--- start Available records ---

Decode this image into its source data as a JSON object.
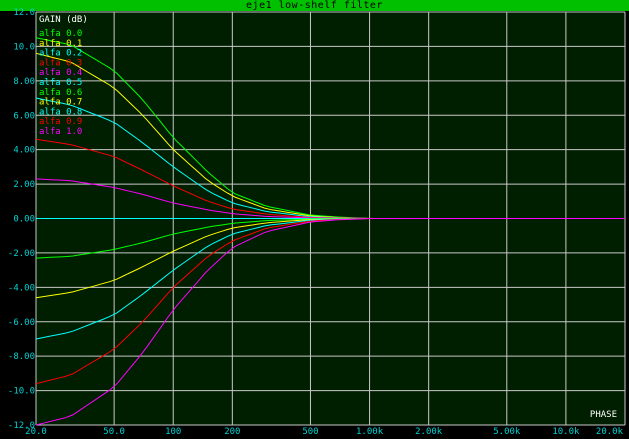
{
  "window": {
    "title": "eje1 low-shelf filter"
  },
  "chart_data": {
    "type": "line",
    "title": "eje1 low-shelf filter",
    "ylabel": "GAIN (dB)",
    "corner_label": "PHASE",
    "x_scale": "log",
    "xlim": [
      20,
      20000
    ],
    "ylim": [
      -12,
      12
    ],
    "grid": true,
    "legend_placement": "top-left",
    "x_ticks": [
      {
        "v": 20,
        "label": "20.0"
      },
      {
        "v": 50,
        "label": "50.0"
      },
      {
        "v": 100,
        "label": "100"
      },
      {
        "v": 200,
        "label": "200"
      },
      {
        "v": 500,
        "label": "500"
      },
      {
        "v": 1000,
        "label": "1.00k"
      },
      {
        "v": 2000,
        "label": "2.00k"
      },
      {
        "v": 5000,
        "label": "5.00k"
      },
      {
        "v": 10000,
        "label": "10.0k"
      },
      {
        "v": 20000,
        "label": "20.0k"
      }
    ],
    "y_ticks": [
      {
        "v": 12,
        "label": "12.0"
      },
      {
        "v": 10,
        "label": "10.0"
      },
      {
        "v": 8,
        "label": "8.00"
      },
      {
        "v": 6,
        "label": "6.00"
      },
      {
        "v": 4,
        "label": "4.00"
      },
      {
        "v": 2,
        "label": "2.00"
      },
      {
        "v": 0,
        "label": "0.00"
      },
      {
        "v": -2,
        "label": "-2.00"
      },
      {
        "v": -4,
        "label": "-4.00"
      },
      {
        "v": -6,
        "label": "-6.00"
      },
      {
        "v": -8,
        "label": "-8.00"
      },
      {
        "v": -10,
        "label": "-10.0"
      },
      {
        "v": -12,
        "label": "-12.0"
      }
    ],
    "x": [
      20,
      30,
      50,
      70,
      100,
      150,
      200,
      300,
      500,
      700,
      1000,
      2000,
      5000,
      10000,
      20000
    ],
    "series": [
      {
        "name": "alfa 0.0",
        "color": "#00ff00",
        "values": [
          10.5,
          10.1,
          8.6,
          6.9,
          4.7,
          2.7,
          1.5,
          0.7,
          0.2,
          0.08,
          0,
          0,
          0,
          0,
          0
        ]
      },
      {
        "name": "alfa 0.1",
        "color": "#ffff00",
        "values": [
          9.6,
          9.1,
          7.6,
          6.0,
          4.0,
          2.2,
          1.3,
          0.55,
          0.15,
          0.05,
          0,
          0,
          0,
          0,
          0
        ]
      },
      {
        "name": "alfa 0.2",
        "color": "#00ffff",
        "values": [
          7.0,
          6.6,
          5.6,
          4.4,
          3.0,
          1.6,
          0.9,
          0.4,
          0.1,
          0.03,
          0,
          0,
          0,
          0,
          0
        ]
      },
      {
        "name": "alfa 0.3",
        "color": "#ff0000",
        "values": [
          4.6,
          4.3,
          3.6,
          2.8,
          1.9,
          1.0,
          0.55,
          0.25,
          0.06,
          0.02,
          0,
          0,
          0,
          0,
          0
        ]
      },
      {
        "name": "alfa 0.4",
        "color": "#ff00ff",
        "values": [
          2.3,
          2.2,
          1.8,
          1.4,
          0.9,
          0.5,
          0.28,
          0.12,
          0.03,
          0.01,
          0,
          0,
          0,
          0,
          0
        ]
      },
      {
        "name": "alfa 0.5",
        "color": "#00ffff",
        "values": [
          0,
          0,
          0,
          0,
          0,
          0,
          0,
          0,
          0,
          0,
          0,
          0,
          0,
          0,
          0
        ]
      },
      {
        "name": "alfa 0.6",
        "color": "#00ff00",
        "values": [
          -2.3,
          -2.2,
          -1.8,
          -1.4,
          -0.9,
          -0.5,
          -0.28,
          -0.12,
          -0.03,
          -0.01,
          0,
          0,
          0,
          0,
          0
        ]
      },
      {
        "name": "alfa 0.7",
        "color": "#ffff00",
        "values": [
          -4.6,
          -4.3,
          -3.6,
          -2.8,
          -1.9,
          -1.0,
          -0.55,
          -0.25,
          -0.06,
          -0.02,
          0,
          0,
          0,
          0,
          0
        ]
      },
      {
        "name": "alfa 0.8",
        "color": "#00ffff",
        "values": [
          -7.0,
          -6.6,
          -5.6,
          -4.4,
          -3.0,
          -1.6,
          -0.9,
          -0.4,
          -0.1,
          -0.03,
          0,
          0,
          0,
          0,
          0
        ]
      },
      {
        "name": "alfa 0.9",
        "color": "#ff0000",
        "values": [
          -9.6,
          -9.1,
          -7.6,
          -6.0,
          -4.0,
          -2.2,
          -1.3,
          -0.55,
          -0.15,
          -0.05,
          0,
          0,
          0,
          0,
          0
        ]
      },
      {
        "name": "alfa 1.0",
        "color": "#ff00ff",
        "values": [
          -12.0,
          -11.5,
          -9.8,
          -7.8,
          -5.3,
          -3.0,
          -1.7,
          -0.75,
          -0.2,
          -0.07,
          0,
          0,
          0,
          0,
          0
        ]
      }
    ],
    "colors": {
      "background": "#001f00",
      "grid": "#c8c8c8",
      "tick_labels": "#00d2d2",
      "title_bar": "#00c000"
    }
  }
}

--- end Available records ---

[The request]
All the lines above are to be given again exactly as they read, with the pictures removed.

[Solution to this exercise]
Decode this image into its source data as a JSON object.
{
  "window": {
    "title": "eje1 low-shelf filter"
  },
  "chart_data": {
    "type": "line",
    "title": "eje1 low-shelf filter",
    "ylabel": "GAIN (dB)",
    "corner_label": "PHASE",
    "x_scale": "log",
    "xlim": [
      20,
      20000
    ],
    "ylim": [
      -12,
      12
    ],
    "grid": true,
    "legend_placement": "top-left",
    "x_ticks": [
      {
        "v": 20,
        "label": "20.0"
      },
      {
        "v": 50,
        "label": "50.0"
      },
      {
        "v": 100,
        "label": "100"
      },
      {
        "v": 200,
        "label": "200"
      },
      {
        "v": 500,
        "label": "500"
      },
      {
        "v": 1000,
        "label": "1.00k"
      },
      {
        "v": 2000,
        "label": "2.00k"
      },
      {
        "v": 5000,
        "label": "5.00k"
      },
      {
        "v": 10000,
        "label": "10.0k"
      },
      {
        "v": 20000,
        "label": "20.0k"
      }
    ],
    "y_ticks": [
      {
        "v": 12,
        "label": "12.0"
      },
      {
        "v": 10,
        "label": "10.0"
      },
      {
        "v": 8,
        "label": "8.00"
      },
      {
        "v": 6,
        "label": "6.00"
      },
      {
        "v": 4,
        "label": "4.00"
      },
      {
        "v": 2,
        "label": "2.00"
      },
      {
        "v": 0,
        "label": "0.00"
      },
      {
        "v": -2,
        "label": "-2.00"
      },
      {
        "v": -4,
        "label": "-4.00"
      },
      {
        "v": -6,
        "label": "-6.00"
      },
      {
        "v": -8,
        "label": "-8.00"
      },
      {
        "v": -10,
        "label": "-10.0"
      },
      {
        "v": -12,
        "label": "-12.0"
      }
    ],
    "x": [
      20,
      30,
      50,
      70,
      100,
      150,
      200,
      300,
      500,
      700,
      1000,
      2000,
      5000,
      10000,
      20000
    ],
    "series": [
      {
        "name": "alfa 0.0",
        "color": "#00ff00",
        "values": [
          10.5,
          10.1,
          8.6,
          6.9,
          4.7,
          2.7,
          1.5,
          0.7,
          0.2,
          0.08,
          0,
          0,
          0,
          0,
          0
        ]
      },
      {
        "name": "alfa 0.1",
        "color": "#ffff00",
        "values": [
          9.6,
          9.1,
          7.6,
          6.0,
          4.0,
          2.2,
          1.3,
          0.55,
          0.15,
          0.05,
          0,
          0,
          0,
          0,
          0
        ]
      },
      {
        "name": "alfa 0.2",
        "color": "#00ffff",
        "values": [
          7.0,
          6.6,
          5.6,
          4.4,
          3.0,
          1.6,
          0.9,
          0.4,
          0.1,
          0.03,
          0,
          0,
          0,
          0,
          0
        ]
      },
      {
        "name": "alfa 0.3",
        "color": "#ff0000",
        "values": [
          4.6,
          4.3,
          3.6,
          2.8,
          1.9,
          1.0,
          0.55,
          0.25,
          0.06,
          0.02,
          0,
          0,
          0,
          0,
          0
        ]
      },
      {
        "name": "alfa 0.4",
        "color": "#ff00ff",
        "values": [
          2.3,
          2.2,
          1.8,
          1.4,
          0.9,
          0.5,
          0.28,
          0.12,
          0.03,
          0.01,
          0,
          0,
          0,
          0,
          0
        ]
      },
      {
        "name": "alfa 0.5",
        "color": "#00ffff",
        "values": [
          0,
          0,
          0,
          0,
          0,
          0,
          0,
          0,
          0,
          0,
          0,
          0,
          0,
          0,
          0
        ]
      },
      {
        "name": "alfa 0.6",
        "color": "#00ff00",
        "values": [
          -2.3,
          -2.2,
          -1.8,
          -1.4,
          -0.9,
          -0.5,
          -0.28,
          -0.12,
          -0.03,
          -0.01,
          0,
          0,
          0,
          0,
          0
        ]
      },
      {
        "name": "alfa 0.7",
        "color": "#ffff00",
        "values": [
          -4.6,
          -4.3,
          -3.6,
          -2.8,
          -1.9,
          -1.0,
          -0.55,
          -0.25,
          -0.06,
          -0.02,
          0,
          0,
          0,
          0,
          0
        ]
      },
      {
        "name": "alfa 0.8",
        "color": "#00ffff",
        "values": [
          -7.0,
          -6.6,
          -5.6,
          -4.4,
          -3.0,
          -1.6,
          -0.9,
          -0.4,
          -0.1,
          -0.03,
          0,
          0,
          0,
          0,
          0
        ]
      },
      {
        "name": "alfa 0.9",
        "color": "#ff0000",
        "values": [
          -9.6,
          -9.1,
          -7.6,
          -6.0,
          -4.0,
          -2.2,
          -1.3,
          -0.55,
          -0.15,
          -0.05,
          0,
          0,
          0,
          0,
          0
        ]
      },
      {
        "name": "alfa 1.0",
        "color": "#ff00ff",
        "values": [
          -12.0,
          -11.5,
          -9.8,
          -7.8,
          -5.3,
          -3.0,
          -1.7,
          -0.75,
          -0.2,
          -0.07,
          0,
          0,
          0,
          0,
          0
        ]
      }
    ],
    "colors": {
      "background": "#001f00",
      "grid": "#c8c8c8",
      "tick_labels": "#00d2d2",
      "title_bar": "#00c000"
    }
  }
}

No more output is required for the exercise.